What this task involves :: Extract each line of the records below that contains the word "pron".
--- start Records for this exercise ---
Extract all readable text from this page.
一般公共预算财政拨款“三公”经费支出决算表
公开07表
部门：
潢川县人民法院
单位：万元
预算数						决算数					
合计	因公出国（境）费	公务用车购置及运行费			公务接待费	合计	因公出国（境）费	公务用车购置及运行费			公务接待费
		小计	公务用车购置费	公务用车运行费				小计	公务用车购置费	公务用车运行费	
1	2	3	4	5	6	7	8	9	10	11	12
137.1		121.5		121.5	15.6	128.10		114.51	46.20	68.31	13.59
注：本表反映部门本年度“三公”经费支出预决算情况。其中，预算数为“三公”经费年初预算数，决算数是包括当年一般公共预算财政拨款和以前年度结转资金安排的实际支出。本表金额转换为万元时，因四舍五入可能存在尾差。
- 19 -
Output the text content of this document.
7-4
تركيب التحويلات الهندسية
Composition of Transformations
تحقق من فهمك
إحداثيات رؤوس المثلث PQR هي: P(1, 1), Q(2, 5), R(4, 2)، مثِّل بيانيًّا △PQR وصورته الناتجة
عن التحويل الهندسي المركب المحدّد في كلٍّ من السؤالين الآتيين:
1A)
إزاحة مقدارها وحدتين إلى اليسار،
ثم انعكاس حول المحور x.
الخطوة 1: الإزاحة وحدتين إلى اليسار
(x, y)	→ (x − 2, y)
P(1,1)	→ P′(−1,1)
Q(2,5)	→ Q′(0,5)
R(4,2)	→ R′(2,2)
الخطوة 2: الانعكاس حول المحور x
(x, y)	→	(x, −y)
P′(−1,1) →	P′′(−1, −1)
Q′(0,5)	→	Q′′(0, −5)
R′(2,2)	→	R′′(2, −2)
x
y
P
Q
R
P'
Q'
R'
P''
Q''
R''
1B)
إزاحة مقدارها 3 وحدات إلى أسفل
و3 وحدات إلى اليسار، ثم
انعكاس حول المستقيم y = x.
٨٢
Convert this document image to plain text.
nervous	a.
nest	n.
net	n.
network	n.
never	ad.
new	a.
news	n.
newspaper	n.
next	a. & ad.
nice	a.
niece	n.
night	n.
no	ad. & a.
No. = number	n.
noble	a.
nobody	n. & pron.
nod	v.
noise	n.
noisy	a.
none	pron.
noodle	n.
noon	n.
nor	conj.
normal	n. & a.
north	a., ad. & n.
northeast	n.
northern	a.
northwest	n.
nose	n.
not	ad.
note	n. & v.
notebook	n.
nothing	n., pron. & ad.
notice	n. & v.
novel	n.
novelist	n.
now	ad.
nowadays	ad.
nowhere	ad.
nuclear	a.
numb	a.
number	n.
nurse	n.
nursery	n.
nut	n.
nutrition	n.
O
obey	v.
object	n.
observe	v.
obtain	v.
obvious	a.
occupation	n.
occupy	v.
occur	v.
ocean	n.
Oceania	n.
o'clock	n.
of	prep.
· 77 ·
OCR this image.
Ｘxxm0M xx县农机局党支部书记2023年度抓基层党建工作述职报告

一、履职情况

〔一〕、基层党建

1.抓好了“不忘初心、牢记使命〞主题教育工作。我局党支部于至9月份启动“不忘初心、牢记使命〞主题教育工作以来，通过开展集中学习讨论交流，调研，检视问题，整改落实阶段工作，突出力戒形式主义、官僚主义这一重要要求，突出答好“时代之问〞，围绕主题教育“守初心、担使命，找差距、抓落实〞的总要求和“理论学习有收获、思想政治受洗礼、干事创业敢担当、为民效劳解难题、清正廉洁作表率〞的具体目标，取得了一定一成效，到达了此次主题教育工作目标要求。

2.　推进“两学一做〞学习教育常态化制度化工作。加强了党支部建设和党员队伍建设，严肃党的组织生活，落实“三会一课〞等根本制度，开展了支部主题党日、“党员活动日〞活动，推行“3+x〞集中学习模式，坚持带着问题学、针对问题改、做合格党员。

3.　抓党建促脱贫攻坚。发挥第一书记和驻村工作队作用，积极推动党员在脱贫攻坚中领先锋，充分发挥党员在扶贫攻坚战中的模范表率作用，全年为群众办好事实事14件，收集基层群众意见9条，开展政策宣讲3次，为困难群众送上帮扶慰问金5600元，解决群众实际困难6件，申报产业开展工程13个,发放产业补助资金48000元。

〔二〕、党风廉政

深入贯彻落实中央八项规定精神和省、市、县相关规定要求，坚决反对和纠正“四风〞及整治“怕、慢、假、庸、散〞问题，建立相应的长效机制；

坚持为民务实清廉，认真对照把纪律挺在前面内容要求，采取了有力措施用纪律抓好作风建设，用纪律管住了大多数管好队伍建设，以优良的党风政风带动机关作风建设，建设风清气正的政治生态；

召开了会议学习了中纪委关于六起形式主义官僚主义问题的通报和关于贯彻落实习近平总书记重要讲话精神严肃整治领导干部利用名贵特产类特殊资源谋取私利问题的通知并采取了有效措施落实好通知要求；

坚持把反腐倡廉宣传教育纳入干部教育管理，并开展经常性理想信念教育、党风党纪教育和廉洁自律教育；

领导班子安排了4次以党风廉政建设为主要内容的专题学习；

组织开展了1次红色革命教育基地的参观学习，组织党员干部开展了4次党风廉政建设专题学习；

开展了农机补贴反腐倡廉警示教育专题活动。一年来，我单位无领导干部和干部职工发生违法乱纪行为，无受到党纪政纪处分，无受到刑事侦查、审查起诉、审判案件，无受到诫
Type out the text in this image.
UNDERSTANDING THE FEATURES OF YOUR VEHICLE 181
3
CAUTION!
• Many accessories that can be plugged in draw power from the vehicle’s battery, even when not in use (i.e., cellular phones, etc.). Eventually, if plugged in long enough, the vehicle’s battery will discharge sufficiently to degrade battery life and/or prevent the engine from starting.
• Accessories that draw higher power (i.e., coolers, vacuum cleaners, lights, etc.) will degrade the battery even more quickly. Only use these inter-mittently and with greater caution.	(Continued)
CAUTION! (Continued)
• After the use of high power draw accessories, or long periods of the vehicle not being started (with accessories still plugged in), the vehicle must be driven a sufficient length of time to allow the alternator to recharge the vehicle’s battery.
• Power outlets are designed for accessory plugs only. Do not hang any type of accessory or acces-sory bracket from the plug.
--- end Records for this exercise ---
Final result ::
nobody	n. & pron.
none	pron.
nothing	n., pron. & ad.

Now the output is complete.